====== DATASET RECORDS ======

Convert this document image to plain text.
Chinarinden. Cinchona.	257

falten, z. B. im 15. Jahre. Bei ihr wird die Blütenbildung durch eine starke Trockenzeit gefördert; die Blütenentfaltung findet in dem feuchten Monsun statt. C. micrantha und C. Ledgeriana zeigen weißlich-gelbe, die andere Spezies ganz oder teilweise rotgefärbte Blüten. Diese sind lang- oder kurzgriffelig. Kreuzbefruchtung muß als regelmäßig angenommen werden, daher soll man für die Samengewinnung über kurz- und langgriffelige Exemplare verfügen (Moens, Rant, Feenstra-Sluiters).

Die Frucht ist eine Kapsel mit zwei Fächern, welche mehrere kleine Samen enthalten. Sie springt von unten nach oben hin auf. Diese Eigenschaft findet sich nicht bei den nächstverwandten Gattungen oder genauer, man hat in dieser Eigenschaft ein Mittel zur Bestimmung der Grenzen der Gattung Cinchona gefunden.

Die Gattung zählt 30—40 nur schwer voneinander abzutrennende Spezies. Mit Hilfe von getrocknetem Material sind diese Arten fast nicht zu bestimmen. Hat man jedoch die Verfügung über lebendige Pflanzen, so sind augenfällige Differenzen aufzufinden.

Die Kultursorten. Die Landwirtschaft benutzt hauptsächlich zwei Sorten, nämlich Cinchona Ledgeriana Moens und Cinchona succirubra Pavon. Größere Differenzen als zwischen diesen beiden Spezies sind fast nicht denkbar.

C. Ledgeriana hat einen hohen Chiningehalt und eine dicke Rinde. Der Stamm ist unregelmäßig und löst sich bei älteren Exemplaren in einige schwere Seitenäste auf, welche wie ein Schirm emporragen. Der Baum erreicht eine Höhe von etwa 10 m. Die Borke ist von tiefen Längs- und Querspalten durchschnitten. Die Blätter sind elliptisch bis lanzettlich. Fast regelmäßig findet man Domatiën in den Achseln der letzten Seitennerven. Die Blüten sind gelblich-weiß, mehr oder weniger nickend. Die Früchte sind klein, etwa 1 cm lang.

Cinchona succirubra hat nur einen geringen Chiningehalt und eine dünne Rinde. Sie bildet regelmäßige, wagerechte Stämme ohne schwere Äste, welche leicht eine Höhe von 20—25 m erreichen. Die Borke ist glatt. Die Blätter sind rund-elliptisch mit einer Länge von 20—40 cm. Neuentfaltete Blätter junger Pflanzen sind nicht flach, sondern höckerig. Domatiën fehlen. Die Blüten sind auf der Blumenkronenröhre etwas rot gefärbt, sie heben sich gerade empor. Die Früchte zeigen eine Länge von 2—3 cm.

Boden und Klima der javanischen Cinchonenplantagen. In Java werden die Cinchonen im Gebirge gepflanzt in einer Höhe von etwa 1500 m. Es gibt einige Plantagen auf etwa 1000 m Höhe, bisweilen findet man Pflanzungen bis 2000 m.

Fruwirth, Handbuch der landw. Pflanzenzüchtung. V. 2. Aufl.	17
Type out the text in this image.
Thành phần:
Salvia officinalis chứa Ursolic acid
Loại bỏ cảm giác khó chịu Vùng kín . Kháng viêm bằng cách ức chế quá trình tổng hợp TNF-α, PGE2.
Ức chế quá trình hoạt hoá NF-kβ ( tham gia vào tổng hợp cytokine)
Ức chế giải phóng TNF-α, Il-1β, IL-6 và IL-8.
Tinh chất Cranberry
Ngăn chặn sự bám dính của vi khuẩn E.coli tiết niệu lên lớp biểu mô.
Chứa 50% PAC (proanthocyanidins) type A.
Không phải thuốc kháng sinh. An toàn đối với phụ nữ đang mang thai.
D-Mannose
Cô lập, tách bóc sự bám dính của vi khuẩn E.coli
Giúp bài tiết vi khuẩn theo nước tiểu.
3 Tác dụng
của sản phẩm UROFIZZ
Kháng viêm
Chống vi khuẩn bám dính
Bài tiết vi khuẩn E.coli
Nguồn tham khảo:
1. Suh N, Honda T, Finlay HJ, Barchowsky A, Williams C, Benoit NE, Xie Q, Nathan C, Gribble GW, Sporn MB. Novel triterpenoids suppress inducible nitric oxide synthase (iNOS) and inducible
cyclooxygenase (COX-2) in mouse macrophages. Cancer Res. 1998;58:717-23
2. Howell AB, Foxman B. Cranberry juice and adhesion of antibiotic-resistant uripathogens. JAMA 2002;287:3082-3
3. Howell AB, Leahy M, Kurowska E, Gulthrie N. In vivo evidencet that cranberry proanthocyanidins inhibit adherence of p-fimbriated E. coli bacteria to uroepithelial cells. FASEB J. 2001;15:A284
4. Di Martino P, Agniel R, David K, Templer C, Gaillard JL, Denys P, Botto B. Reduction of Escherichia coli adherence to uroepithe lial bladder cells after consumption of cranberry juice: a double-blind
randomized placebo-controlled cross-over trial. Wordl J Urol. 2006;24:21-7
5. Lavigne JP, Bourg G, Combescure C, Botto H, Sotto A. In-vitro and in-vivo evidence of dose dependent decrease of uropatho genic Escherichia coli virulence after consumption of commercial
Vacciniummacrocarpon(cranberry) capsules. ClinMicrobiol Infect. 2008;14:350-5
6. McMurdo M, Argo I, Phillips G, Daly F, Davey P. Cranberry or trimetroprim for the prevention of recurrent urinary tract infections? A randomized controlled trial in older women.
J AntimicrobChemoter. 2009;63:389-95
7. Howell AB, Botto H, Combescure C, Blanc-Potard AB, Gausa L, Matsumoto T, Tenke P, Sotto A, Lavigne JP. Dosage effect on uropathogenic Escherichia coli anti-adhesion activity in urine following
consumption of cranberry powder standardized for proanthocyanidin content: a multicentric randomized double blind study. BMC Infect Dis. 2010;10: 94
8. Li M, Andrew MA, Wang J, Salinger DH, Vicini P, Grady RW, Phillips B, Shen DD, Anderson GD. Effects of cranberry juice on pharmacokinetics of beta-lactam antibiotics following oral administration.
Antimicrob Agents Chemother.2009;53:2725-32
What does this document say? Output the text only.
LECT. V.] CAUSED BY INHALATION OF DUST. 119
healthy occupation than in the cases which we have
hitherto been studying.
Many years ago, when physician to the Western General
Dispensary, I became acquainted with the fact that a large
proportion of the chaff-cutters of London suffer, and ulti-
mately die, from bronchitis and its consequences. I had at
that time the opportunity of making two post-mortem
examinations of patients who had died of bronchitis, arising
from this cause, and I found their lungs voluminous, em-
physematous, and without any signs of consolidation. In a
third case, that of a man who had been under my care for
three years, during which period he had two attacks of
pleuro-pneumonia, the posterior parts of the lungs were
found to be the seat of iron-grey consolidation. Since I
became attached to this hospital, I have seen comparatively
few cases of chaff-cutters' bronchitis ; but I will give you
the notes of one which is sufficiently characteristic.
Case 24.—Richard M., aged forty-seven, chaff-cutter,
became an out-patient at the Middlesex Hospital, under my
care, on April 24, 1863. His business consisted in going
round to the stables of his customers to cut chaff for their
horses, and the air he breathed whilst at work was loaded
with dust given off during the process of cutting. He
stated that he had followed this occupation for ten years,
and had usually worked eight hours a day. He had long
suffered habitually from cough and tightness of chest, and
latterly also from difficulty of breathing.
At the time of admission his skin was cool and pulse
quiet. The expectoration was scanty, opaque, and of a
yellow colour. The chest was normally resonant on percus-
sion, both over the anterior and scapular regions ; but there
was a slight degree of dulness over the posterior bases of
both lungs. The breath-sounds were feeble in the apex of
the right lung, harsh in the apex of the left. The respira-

======

TASK ITEM: Within the lines above, find those holding the word "Ledgeriana" and copy them.

RESULT:
falten, z. B. im 15. Jahre. Bei ihr wird die Blütenbildung durch eine starke Trockenzeit gefördert; die Blütenentfaltung findet in dem feuchten Monsun statt. C. micrantha und C. Ledgeriana zeigen weißlich-gelbe, die andere Spezies ganz oder teilweise rotgefärbte Blüten. Diese sind lang- oder kurzgriffelig. Kreuzbefruchtung muß als regelmäßig angenommen werden, daher soll man für die Samengewinnung über kurz- und langgriffelige Exemplare verfügen (Moens, Rant, Feenstra-Sluiters).
Die Kultursorten. Die Landwirtschaft benutzt hauptsächlich zwei Sorten, nämlich Cinchona Ledgeriana Moens und Cinchona succirubra Pavon. Größere Differenzen als zwischen diesen beiden Spezies sind fast nicht denkbar.
C. Ledgeriana hat einen hohen Chiningehalt und eine dicke Rinde. Der Stamm ist unregelmäßig und löst sich bei älteren Exemplaren in einige schwere Seitenäste auf, welche wie ein Schirm emporragen. Der Baum erreicht eine Höhe von etwa 10 m. Die Borke ist von tiefen Längs- und Querspalten durchschnitten. Die Blätter sind elliptisch bis lanzettlich. Fast regelmäßig findet man Domatiën in den Achseln der letzten Seitennerven. Die Blüten sind gelblich-weiß, mehr oder weniger nickend. Die Früchte sind klein, etwa 1 cm lang.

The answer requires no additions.